◆ The task
Return every entry exactly as written.

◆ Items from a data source
┄┄┄┄┄┄┄┄┄┄
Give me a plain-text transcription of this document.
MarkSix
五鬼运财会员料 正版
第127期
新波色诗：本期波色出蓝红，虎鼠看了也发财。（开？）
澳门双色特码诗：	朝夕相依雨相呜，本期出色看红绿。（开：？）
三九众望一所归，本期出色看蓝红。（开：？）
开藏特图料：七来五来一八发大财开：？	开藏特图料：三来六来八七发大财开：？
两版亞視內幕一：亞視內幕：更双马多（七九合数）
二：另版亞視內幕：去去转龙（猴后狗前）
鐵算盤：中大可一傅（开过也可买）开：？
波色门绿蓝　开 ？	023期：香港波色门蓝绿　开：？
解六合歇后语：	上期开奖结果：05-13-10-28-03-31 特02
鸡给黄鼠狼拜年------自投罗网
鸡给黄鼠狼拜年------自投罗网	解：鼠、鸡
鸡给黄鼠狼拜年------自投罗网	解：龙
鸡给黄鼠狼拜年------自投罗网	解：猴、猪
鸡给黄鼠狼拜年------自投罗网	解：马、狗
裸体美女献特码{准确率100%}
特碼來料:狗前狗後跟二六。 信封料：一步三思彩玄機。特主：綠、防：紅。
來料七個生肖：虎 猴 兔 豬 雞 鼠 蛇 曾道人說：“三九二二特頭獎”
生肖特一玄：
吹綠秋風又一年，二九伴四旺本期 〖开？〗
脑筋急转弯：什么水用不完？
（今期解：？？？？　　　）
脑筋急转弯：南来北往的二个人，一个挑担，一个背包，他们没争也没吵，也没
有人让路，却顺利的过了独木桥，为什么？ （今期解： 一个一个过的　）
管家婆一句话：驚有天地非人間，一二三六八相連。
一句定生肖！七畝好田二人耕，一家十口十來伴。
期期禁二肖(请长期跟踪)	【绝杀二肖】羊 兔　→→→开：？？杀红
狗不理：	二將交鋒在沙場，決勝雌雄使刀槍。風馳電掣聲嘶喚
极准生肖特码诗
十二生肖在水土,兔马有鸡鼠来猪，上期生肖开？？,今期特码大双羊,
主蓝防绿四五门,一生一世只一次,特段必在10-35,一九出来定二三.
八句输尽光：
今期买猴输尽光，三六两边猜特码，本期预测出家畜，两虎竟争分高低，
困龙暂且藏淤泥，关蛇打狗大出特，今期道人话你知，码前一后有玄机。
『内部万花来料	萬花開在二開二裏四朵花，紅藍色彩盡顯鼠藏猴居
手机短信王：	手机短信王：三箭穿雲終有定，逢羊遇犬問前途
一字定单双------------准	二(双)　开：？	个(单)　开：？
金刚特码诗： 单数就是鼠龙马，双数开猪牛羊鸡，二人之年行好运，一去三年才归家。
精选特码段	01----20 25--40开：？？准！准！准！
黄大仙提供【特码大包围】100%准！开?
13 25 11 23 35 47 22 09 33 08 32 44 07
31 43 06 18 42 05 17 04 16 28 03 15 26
┄┄┄┄┄┄┄┄┄┄
◆ Solution to the problem
Give me a plain-text transcription of this document.
MarkSix
五鬼运财会员料 正版
第127期
新波色诗：本期波色出蓝红，虎鼠看了也发财。（开？）
澳门双色特码诗：	朝夕相依雨相呜，本期出色看红绿。（开：？）
三九众望一所归，本期出色看蓝红。（开：？）
开藏特图料：七来五来一八发大财开：？	开藏特图料：三来六来八七发大财开：？
两版亞視內幕一：亞視內幕：更双马多（七九合数）
二：另版亞視內幕：去去转龙（猴后狗前）
鐵算盤：中大可一傅（开过也可买）开：？
波色门绿蓝　开 ？	023期：香港波色门蓝绿　开：？
解六合歇后语：	上期开奖结果：05-13-10-28-03-31 特02
鸡给黄鼠狼拜年------自投罗网
鸡给黄鼠狼拜年------自投罗网	解：鼠、鸡
鸡给黄鼠狼拜年------自投罗网	解：龙
鸡给黄鼠狼拜年------自投罗网	解：猴、猪
鸡给黄鼠狼拜年------自投罗网	解：马、狗
裸体美女献特码{准确率100%}
特碼來料:狗前狗後跟二六。 信封料：一步三思彩玄機。特主：綠、防：紅。
來料七個生肖：虎 猴 兔 豬 雞 鼠 蛇 曾道人說：“三九二二特頭獎”
生肖特一玄：
吹綠秋風又一年，二九伴四旺本期 〖开？〗
脑筋急转弯：什么水用不完？
（今期解：？？？？　　　）
脑筋急转弯：南来北往的二个人，一个挑担，一个背包，他们没争也没吵，也没
有人让路，却顺利的过了独木桥，为什么？ （今期解： 一个一个过的　）
管家婆一句话：驚有天地非人間，一二三六八相連。
一句定生肖！七畝好田二人耕，一家十口十來伴。
期期禁二肖(请长期跟踪)	【绝杀二肖】羊 兔　→→→开：？？杀红
狗不理：	二將交鋒在沙場，決勝雌雄使刀槍。風馳電掣聲嘶喚
极准生肖特码诗
十二生肖在水土,兔马有鸡鼠来猪，上期生肖开？？,今期特码大双羊,
主蓝防绿四五门,一生一世只一次,特段必在10-35,一九出来定二三.
八句输尽光：
今期买猴输尽光，三六两边猜特码，本期预测出家畜，两虎竟争分高低，
困龙暂且藏淤泥，关蛇打狗大出特，今期道人话你知，码前一后有玄机。
『内部万花来料	萬花開在二開二裏四朵花，紅藍色彩盡顯鼠藏猴居
手机短信王：	手机短信王：三箭穿雲終有定，逢羊遇犬問前途
一字定单双------------准	二(双)　开：？	个(单)　开：？
金刚特码诗： 单数就是鼠龙马，双数开猪牛羊鸡，二人之年行好运，一去三年才归家。
精选特码段	01----20 25--40开：？？准！准！准！
黄大仙提供【特码大包围】100%准！开?
13 25 11 23 35 47 22 09 33 08 32 44 07
31 43 06 18 42 05 17 04 16 28 03 15 26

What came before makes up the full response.